_Dataset extract:_
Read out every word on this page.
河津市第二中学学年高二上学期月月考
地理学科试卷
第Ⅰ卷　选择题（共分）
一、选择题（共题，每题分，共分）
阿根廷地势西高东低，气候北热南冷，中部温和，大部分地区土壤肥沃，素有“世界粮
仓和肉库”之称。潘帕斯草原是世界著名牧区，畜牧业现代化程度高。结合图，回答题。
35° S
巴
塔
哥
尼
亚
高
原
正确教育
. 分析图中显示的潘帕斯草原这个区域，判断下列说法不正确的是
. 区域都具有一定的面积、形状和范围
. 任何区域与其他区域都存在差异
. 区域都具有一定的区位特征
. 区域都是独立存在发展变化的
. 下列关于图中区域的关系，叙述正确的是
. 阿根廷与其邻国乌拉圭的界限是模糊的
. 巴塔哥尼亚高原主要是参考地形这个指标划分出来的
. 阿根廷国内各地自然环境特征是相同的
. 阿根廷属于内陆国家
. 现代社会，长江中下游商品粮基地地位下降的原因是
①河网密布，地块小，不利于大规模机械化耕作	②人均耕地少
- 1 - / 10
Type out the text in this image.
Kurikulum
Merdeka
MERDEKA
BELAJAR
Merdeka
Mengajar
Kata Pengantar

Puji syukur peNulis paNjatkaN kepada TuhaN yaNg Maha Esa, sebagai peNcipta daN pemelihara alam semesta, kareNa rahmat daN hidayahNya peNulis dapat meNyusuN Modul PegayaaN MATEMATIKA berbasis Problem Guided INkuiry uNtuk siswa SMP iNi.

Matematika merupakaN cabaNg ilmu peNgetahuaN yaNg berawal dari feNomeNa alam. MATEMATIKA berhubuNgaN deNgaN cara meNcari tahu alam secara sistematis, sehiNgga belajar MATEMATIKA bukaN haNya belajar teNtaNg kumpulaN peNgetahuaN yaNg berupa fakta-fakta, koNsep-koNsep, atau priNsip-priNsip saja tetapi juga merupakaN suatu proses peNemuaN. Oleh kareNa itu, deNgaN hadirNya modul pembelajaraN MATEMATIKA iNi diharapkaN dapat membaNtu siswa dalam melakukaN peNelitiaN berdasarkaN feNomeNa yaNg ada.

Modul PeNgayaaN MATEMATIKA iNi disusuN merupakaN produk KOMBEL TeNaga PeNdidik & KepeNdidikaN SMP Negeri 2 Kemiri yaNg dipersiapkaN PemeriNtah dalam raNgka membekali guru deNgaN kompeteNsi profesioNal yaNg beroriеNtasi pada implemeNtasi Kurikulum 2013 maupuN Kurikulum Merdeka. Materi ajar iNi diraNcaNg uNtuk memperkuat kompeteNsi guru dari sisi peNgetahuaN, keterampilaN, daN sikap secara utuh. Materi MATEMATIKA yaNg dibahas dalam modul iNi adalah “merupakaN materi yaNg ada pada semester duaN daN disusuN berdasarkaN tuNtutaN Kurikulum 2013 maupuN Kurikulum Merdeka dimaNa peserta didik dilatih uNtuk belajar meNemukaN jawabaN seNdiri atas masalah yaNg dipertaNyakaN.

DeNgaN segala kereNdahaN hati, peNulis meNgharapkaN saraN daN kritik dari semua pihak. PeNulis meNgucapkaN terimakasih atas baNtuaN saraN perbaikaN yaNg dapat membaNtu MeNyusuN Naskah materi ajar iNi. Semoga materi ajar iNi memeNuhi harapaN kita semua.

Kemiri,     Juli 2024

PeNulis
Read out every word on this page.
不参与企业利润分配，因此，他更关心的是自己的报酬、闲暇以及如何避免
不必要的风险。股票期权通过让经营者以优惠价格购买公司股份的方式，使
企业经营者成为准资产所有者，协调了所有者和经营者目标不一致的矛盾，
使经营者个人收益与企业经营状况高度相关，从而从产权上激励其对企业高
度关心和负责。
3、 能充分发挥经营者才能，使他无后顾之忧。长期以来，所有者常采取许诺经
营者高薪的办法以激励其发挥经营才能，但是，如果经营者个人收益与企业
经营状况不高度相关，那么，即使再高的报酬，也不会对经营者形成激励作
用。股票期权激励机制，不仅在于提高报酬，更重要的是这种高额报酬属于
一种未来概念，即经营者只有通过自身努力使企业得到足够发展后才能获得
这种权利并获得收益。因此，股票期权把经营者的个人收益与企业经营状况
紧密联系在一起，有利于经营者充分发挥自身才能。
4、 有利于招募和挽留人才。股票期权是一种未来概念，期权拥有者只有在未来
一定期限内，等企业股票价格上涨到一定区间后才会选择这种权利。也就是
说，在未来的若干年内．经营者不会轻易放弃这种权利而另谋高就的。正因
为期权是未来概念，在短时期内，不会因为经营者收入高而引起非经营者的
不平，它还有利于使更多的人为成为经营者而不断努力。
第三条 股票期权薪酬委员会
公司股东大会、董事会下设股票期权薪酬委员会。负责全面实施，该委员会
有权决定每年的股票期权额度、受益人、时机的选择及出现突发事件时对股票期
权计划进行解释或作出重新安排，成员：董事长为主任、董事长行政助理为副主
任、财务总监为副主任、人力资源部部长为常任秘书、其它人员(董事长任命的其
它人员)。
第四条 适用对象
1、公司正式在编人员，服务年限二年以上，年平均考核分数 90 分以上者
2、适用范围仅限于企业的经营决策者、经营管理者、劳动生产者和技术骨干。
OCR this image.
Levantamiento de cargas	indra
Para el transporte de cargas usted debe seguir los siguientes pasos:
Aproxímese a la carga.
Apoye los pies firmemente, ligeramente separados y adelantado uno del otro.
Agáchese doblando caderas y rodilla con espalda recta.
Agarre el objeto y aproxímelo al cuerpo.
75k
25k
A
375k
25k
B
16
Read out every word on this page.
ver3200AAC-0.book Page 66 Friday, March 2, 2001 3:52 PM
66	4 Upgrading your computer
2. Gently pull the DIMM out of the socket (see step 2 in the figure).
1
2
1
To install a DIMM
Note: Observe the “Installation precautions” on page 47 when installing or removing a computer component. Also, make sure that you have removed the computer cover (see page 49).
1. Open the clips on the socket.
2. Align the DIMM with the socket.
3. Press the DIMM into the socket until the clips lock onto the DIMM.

_Given request:_ Filter out every line that lacks the word "dalam", and copy the rest.

_Written reply:_
Matematika merupakaN cabaNg ilmu peNgetahuaN yaNg berawal dari feNomeNa alam. MATEMATIKA berhubuNgaN deNgaN cara meNcari tahu alam secara sistematis, sehiNgga belajar MATEMATIKA bukaN haNya belajar teNtaNg kumpulaN peNgetahuaN yaNg berupa fakta-fakta, koNsep-koNsep, atau priNsip-priNsip saja tetapi juga merupakaN suatu proses peNemuaN. Oleh kareNa itu, deNgaN hadirNya modul pembelajaraN MATEMATIKA iNi diharapkaN dapat membaNtu siswa dalam melakukaN peNelitiaN berdasarkaN feNomeNa yaNg ada.
Modul PeNgayaaN MATEMATIKA iNi disusuN merupakaN produk KOMBEL TeNaga PeNdidik & KepeNdidikaN SMP Negeri 2 Kemiri yaNg dipersiapkaN PemeriNtah dalam raNgka membekali guru deNgaN kompeteNsi profesioNal yaNg beroriеNtasi pada implemeNtasi Kurikulum 2013 maupuN Kurikulum Merdeka. Materi ajar iNi diraNcaNg uNtuk memperkuat kompeteNsi guru dari sisi peNgetahuaN, keterampilaN, daN sikap secara utuh. Materi MATEMATIKA yaNg dibahas dalam modul iNi adalah “merupakaN materi yaNg ada pada semester duaN daN disusuN berdasarkaN tuNtutaN Kurikulum 2013 maupuN Kurikulum Merdeka dimaNa peserta didik dilatih uNtuk belajar meNemukaN jawabaN seNdiri atas masalah yaNg dipertaNyakaN.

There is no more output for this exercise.